[Saved entries]
— start —

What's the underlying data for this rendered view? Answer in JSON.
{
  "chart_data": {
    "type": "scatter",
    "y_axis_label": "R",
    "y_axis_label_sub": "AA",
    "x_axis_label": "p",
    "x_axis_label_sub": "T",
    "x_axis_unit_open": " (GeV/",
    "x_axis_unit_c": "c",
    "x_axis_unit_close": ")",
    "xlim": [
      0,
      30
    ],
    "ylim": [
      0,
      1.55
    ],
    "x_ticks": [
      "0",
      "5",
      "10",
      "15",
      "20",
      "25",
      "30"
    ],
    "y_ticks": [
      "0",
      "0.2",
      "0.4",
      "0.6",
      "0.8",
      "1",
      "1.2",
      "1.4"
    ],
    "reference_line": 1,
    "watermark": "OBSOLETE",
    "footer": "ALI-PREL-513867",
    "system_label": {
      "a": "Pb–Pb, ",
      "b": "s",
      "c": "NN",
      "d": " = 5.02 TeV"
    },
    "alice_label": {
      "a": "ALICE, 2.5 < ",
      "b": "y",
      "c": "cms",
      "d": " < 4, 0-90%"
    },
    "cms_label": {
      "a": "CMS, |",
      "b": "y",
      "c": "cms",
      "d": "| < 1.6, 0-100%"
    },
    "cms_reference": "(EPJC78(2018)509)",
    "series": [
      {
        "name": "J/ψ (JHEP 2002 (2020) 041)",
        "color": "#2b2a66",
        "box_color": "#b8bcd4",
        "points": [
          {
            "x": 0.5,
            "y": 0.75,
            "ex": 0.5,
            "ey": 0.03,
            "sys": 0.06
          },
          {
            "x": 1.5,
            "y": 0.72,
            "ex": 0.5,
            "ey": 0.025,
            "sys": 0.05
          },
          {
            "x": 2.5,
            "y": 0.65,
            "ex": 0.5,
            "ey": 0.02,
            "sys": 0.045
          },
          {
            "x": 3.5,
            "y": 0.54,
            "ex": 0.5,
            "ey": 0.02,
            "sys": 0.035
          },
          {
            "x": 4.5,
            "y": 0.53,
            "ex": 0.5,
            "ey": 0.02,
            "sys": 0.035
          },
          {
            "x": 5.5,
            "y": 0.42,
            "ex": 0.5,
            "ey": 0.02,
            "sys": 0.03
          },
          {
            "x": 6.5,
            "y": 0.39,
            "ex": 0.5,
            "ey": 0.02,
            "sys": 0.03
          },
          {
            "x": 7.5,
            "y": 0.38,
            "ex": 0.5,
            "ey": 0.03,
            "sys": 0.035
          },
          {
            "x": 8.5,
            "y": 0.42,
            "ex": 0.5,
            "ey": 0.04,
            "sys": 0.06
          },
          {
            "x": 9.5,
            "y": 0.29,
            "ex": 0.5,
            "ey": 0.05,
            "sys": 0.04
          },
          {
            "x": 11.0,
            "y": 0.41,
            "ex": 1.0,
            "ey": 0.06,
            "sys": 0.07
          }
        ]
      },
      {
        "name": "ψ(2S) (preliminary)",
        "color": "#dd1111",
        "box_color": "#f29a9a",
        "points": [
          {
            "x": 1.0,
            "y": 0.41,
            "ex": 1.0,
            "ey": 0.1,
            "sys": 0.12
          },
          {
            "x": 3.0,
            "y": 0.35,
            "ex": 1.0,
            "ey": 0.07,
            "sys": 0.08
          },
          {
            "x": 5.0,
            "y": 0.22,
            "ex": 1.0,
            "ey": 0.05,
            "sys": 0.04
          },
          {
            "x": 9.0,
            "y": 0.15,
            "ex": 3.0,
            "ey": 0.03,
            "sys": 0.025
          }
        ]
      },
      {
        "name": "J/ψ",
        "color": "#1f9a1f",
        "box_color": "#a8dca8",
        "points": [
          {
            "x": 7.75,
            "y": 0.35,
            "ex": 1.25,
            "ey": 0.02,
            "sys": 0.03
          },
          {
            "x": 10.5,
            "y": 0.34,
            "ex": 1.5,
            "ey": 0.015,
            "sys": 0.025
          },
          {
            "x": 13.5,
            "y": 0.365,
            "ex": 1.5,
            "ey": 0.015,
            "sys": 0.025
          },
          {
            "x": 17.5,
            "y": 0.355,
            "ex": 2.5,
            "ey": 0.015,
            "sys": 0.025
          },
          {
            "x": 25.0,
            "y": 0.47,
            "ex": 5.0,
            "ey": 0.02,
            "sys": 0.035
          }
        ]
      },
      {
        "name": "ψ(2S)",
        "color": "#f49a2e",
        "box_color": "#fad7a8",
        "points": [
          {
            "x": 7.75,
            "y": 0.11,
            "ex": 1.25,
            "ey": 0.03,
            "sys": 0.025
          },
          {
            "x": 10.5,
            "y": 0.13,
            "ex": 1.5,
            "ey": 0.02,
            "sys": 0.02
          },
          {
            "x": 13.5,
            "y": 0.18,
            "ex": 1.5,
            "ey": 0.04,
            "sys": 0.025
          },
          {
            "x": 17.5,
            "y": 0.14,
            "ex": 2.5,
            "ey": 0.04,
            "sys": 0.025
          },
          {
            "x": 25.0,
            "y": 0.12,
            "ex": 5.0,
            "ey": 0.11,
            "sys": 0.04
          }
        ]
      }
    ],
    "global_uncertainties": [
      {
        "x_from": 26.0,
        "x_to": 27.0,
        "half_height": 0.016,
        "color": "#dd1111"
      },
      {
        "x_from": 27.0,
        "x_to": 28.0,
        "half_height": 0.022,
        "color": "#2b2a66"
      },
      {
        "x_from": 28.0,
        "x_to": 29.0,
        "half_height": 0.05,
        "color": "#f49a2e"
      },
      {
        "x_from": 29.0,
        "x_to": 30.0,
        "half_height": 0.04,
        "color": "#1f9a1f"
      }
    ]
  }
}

— end —
— start —

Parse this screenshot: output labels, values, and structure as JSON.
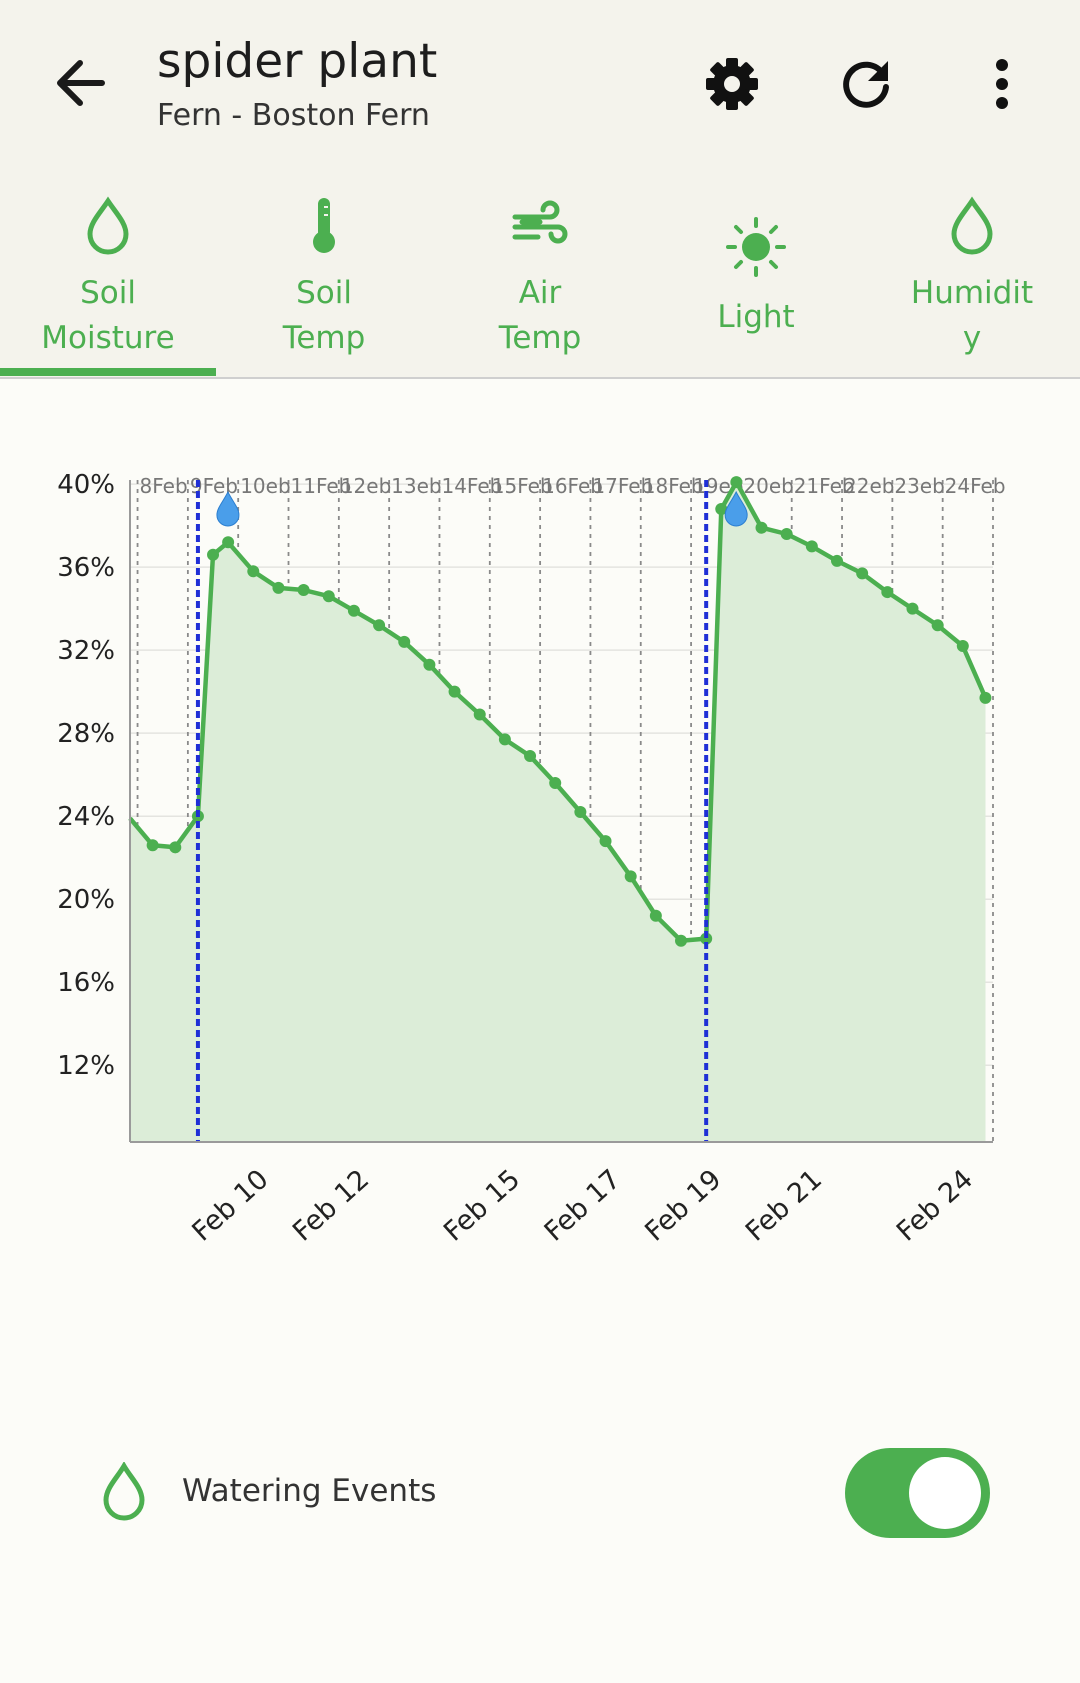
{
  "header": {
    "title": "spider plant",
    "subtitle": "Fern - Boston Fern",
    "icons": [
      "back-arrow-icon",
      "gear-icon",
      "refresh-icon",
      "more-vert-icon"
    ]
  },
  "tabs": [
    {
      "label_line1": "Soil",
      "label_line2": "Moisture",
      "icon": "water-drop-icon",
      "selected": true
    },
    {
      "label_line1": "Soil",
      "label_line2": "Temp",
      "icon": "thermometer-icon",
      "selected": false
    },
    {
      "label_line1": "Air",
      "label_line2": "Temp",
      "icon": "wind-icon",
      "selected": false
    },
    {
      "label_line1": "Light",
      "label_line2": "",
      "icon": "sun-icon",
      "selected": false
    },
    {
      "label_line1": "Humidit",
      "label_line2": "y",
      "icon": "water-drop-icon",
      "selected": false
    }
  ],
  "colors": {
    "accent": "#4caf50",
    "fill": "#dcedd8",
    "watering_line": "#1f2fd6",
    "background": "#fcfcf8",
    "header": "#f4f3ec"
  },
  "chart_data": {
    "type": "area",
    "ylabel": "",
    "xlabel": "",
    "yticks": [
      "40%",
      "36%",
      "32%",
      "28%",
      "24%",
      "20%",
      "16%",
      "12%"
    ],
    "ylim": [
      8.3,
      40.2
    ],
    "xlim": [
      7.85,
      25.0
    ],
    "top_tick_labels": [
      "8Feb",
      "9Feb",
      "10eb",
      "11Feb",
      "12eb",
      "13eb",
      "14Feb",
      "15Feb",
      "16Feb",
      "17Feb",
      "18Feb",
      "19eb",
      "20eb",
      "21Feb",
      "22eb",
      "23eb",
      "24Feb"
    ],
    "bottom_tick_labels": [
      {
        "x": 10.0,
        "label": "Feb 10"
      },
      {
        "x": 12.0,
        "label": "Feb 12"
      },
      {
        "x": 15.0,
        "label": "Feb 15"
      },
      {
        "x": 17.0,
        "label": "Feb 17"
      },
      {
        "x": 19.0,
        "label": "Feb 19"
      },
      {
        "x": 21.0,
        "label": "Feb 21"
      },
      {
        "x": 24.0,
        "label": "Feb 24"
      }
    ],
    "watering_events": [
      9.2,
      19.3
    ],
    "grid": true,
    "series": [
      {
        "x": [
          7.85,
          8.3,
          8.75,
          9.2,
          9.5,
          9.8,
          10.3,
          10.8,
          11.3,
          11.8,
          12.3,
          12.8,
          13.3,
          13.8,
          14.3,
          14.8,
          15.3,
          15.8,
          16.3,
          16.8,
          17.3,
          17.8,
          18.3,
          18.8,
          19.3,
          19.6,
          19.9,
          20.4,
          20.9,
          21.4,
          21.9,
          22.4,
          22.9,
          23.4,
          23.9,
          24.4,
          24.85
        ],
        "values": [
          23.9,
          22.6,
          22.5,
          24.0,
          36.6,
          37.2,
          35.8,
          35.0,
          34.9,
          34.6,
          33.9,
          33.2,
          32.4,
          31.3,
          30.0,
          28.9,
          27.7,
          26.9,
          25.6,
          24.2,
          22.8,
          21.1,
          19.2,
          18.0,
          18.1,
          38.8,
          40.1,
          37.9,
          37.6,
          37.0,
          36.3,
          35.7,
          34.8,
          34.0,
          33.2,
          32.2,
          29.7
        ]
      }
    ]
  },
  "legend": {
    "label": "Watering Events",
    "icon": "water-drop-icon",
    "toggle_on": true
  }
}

— end —
— start —

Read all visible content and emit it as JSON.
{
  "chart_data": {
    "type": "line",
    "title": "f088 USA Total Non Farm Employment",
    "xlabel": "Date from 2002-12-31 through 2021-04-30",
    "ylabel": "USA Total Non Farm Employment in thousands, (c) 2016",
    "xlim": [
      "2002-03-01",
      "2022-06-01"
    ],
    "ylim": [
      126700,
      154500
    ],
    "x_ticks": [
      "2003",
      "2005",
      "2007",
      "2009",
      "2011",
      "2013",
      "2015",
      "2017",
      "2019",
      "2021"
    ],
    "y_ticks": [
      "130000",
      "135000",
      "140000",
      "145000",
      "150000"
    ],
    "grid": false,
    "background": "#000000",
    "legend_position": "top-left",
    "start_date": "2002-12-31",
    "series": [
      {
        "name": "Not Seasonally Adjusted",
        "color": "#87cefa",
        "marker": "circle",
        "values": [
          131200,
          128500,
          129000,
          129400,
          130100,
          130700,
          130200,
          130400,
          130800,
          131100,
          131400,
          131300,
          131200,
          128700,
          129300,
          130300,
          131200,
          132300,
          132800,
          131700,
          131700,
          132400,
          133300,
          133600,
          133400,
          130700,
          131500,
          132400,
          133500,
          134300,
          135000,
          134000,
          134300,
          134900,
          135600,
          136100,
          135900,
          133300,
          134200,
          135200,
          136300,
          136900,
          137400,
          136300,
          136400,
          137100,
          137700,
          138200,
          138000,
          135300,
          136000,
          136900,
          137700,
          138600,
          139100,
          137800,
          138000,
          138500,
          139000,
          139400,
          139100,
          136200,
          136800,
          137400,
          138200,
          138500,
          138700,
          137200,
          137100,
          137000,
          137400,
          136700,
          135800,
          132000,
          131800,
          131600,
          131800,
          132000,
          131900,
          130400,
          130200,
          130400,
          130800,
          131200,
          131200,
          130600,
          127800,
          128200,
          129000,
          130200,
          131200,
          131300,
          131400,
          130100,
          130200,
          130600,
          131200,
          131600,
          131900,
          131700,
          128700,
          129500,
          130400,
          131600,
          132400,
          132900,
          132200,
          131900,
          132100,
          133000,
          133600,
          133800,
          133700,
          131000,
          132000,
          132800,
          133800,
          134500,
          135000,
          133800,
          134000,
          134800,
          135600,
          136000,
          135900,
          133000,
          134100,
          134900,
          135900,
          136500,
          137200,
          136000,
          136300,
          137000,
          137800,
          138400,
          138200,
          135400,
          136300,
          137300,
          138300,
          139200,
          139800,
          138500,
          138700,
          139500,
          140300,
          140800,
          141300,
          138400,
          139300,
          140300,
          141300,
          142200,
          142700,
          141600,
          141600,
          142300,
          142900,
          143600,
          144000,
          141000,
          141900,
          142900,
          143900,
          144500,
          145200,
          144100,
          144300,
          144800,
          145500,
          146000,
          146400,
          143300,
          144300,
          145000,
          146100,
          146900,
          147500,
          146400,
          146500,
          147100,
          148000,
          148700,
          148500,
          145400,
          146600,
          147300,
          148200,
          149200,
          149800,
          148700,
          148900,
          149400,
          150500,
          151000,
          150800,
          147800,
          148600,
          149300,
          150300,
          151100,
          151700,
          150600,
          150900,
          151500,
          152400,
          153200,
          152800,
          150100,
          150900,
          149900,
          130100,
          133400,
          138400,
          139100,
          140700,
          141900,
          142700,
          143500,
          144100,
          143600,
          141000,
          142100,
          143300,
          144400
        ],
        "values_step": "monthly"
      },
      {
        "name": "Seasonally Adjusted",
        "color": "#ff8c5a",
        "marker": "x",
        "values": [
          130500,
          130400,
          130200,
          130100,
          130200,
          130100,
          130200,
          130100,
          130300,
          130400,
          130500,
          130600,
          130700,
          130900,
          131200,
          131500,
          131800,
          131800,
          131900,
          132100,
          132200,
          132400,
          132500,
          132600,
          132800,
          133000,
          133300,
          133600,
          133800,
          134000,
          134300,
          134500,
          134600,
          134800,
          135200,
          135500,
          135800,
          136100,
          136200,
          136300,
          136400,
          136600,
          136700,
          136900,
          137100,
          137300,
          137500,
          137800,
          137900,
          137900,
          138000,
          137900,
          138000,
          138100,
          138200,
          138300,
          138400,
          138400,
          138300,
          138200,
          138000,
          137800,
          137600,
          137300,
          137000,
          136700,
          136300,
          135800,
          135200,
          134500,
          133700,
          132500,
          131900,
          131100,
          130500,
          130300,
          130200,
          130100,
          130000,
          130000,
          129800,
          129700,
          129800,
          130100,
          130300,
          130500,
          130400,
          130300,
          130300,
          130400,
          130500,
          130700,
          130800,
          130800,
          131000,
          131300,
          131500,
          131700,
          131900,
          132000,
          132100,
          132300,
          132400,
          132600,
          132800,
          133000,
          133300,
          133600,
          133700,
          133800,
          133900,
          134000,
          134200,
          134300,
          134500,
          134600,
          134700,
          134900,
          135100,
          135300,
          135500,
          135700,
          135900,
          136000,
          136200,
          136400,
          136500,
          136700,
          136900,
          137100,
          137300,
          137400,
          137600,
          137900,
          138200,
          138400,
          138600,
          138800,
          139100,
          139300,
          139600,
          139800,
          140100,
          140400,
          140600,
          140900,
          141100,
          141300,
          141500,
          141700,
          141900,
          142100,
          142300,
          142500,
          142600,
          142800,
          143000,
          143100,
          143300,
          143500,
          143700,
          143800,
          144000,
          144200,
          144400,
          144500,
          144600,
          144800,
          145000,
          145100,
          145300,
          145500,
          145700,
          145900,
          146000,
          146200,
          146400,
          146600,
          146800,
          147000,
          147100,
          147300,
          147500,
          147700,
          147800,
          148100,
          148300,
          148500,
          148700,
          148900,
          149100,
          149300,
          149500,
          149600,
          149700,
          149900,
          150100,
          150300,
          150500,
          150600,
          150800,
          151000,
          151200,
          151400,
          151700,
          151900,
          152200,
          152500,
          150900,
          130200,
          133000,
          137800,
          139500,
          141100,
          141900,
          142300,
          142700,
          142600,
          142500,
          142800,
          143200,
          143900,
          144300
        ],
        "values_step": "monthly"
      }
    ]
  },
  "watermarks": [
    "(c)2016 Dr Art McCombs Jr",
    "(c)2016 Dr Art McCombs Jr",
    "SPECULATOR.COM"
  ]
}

— end —

What you need to do:
Find the word "ylabel" in the records and pull out each line that has it.

Reply to the task:
    "ylabel": "",
    "ylabel": "USA Total Non Farm Employment in thousands, (c) 2016",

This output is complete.